| What to produce |
Transcribe the records that follow in their entirety, omitting any pictures.

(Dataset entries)

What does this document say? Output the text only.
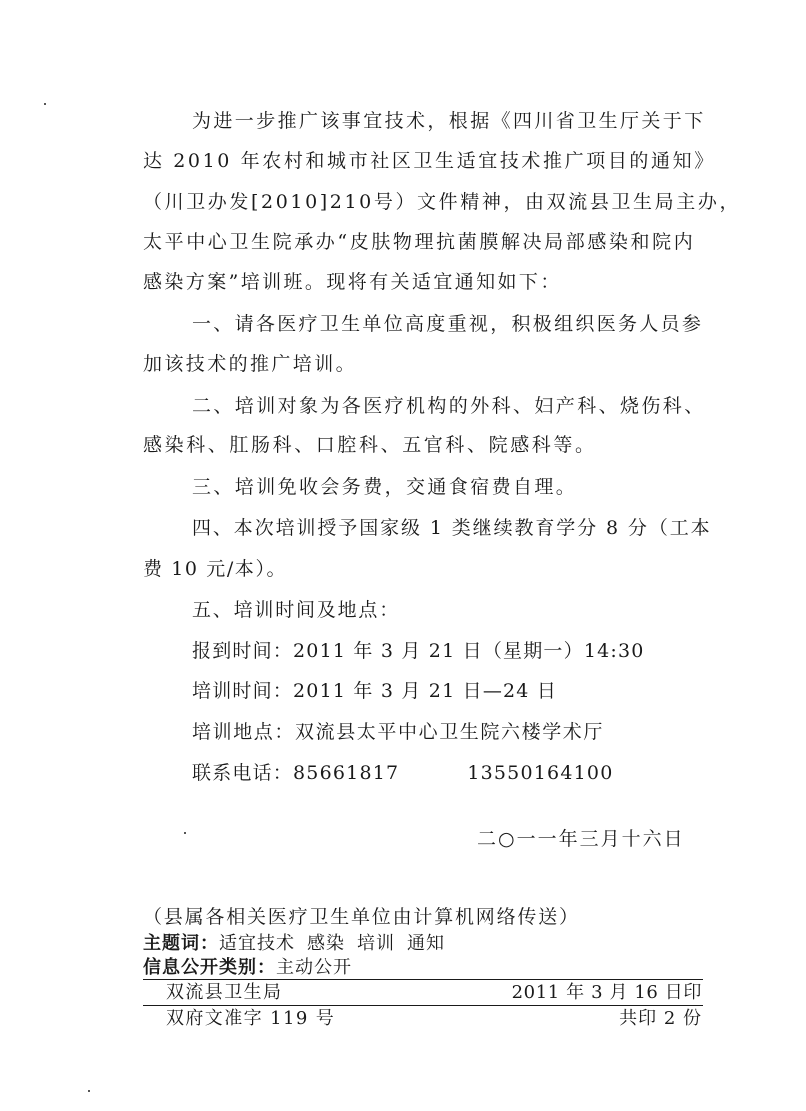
为进一步推广该事宜技术，根据《四川省卫生厅关于下
达 2010 年农村和城市社区卫生适宜技术推广项目的通知》
（川卫办发[2010]210号）文件精神，由双流县卫生局主办，
太平中心卫生院承办“皮肤物理抗菌膜解决局部感染和院内
感染方案”培训班。现将有关适宜通知如下：
一、请各医疗卫生单位高度重视，积极组织医务人员参
加该技术的推广培训。
二、培训对象为各医疗机构的外科、妇产科、烧伤科、
感染科、肛肠科、口腔科、五官科、院感科等。
三、培训免收会务费，交通食宿费自理。
四、本次培训授予国家级 1 类继续教育学分 8 分（工本
费 10 元/本）。
五、培训时间及地点：
报到时间：2011 年 3 月 21 日（星期一）14:30
培训时间：2011 年 3 月 21 日—24 日
培训地点：双流县太平中心卫生院六楼学术厅
联系电话：85661817	13550164100
二○一一年三月十六日
（县属各相关医疗卫生单位由计算机网络传送）
主题词：适宜技术 感染 培训 通知
信息公开类别：主动公开
双流县卫生局	2011 年 3 月 16 日印
双府文准字 119 号	共印 2 份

| Solution |
What does this document say? Output the text only.
为进一步推广该事宜技术，根据《四川省卫生厅关于下
达 2010 年农村和城市社区卫生适宜技术推广项目的通知》
（川卫办发[2010]210号）文件精神，由双流县卫生局主办，
太平中心卫生院承办“皮肤物理抗菌膜解决局部感染和院内
感染方案”培训班。现将有关适宜通知如下：
一、请各医疗卫生单位高度重视，积极组织医务人员参
加该技术的推广培训。
二、培训对象为各医疗机构的外科、妇产科、烧伤科、
感染科、肛肠科、口腔科、五官科、院感科等。
三、培训免收会务费，交通食宿费自理。
四、本次培训授予国家级 1 类继续教育学分 8 分（工本
费 10 元/本）。
五、培训时间及地点：
报到时间：2011 年 3 月 21 日（星期一）14:30
培训时间：2011 年 3 月 21 日—24 日
培训地点：双流县太平中心卫生院六楼学术厅
联系电话：85661817	13550164100
二○一一年三月十六日
（县属各相关医疗卫生单位由计算机网络传送）
主题词：适宜技术 感染 培训 通知
信息公开类别：主动公开
双流县卫生局	2011 年 3 月 16 日印
双府文准字 119 号	共印 2 份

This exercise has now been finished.